** BEGIN Recorded information **

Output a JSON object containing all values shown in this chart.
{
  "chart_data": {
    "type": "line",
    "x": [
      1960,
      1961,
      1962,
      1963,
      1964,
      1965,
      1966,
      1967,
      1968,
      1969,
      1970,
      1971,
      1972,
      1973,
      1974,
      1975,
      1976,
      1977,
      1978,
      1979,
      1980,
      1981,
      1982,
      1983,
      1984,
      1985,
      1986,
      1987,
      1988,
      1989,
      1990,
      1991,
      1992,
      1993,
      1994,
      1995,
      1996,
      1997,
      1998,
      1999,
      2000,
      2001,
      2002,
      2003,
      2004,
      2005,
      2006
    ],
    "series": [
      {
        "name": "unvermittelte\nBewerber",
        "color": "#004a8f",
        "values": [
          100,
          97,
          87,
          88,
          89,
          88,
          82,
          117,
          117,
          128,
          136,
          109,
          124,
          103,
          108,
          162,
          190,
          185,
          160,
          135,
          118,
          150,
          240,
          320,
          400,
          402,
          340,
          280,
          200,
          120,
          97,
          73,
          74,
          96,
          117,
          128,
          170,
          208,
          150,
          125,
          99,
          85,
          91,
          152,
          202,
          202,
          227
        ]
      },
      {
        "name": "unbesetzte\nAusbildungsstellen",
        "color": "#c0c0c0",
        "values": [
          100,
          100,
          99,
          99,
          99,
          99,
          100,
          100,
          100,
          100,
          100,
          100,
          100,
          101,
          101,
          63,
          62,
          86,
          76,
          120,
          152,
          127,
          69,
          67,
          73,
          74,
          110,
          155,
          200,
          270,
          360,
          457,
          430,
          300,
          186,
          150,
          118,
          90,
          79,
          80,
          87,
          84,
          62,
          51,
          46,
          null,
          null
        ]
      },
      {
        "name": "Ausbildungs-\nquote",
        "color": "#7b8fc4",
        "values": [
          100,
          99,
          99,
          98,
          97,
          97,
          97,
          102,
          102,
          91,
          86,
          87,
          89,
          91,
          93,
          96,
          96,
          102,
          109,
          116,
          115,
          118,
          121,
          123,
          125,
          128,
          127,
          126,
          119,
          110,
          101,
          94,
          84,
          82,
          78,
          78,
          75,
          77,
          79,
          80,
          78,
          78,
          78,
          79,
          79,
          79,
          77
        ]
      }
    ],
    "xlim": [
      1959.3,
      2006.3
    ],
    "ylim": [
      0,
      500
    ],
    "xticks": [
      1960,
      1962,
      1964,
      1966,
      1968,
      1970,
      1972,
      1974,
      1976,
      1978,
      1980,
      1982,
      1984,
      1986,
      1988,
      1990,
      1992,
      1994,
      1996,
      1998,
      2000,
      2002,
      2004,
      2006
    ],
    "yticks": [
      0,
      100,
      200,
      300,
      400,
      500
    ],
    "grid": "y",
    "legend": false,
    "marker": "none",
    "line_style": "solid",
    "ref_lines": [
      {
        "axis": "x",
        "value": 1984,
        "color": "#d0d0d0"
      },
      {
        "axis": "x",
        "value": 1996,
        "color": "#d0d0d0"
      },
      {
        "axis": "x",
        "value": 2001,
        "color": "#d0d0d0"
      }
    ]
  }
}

** END Recorded information **

Task goal :: Repeat the records above exactly as they appear.

The output ::
Output a JSON object containing all values shown in this chart.
{
  "chart_data": {
    "type": "line",
    "x": [
      1960,
      1961,
      1962,
      1963,
      1964,
      1965,
      1966,
      1967,
      1968,
      1969,
      1970,
      1971,
      1972,
      1973,
      1974,
      1975,
      1976,
      1977,
      1978,
      1979,
      1980,
      1981,
      1982,
      1983,
      1984,
      1985,
      1986,
      1987,
      1988,
      1989,
      1990,
      1991,
      1992,
      1993,
      1994,
      1995,
      1996,
      1997,
      1998,
      1999,
      2000,
      2001,
      2002,
      2003,
      2004,
      2005,
      2006
    ],
    "series": [
      {
        "name": "unvermittelte\nBewerber",
        "color": "#004a8f",
        "values": [
          100,
          97,
          87,
          88,
          89,
          88,
          82,
          117,
          117,
          128,
          136,
          109,
          124,
          103,
          108,
          162,
          190,
          185,
          160,
          135,
          118,
          150,
          240,
          320,
          400,
          402,
          340,
          280,
          200,
          120,
          97,
          73,
          74,
          96,
          117,
          128,
          170,
          208,
          150,
          125,
          99,
          85,
          91,
          152,
          202,
          202,
          227
        ]
      },
      {
        "name": "unbesetzte\nAusbildungsstellen",
        "color": "#c0c0c0",
        "values": [
          100,
          100,
          99,
          99,
          99,
          99,
          100,
          100,
          100,
          100,
          100,
          100,
          100,
          101,
          101,
          63,
          62,
          86,
          76,
          120,
          152,
          127,
          69,
          67,
          73,
          74,
          110,
          155,
          200,
          270,
          360,
          457,
          430,
          300,
          186,
          150,
          118,
          90,
          79,
          80,
          87,
          84,
          62,
          51,
          46,
          null,
          null
        ]
      },
      {
        "name": "Ausbildungs-\nquote",
        "color": "#7b8fc4",
        "values": [
          100,
          99,
          99,
          98,
          97,
          97,
          97,
          102,
          102,
          91,
          86,
          87,
          89,
          91,
          93,
          96,
          96,
          102,
          109,
          116,
          115,
          118,
          121,
          123,
          125,
          128,
          127,
          126,
          119,
          110,
          101,
          94,
          84,
          82,
          78,
          78,
          75,
          77,
          79,
          80,
          78,
          78,
          78,
          79,
          79,
          79,
          77
        ]
      }
    ],
    "xlim": [
      1959.3,
      2006.3
    ],
    "ylim": [
      0,
      500
    ],
    "xticks": [
      1960,
      1962,
      1964,
      1966,
      1968,
      1970,
      1972,
      1974,
      1976,
      1978,
      1980,
      1982,
      1984,
      1986,
      1988,
      1990,
      1992,
      1994,
      1996,
      1998,
      2000,
      2002,
      2004,
      2006
    ],
    "yticks": [
      0,
      100,
      200,
      300,
      400,
      500
    ],
    "grid": "y",
    "legend": false,
    "marker": "none",
    "line_style": "solid",
    "ref_lines": [
      {
        "axis": "x",
        "value": 1984,
        "color": "#d0d0d0"
      },
      {
        "axis": "x",
        "value": 1996,
        "color": "#d0d0d0"
      },
      {
        "axis": "x",
        "value": 2001,
        "color": "#d0d0d0"
      }
    ]
  }
}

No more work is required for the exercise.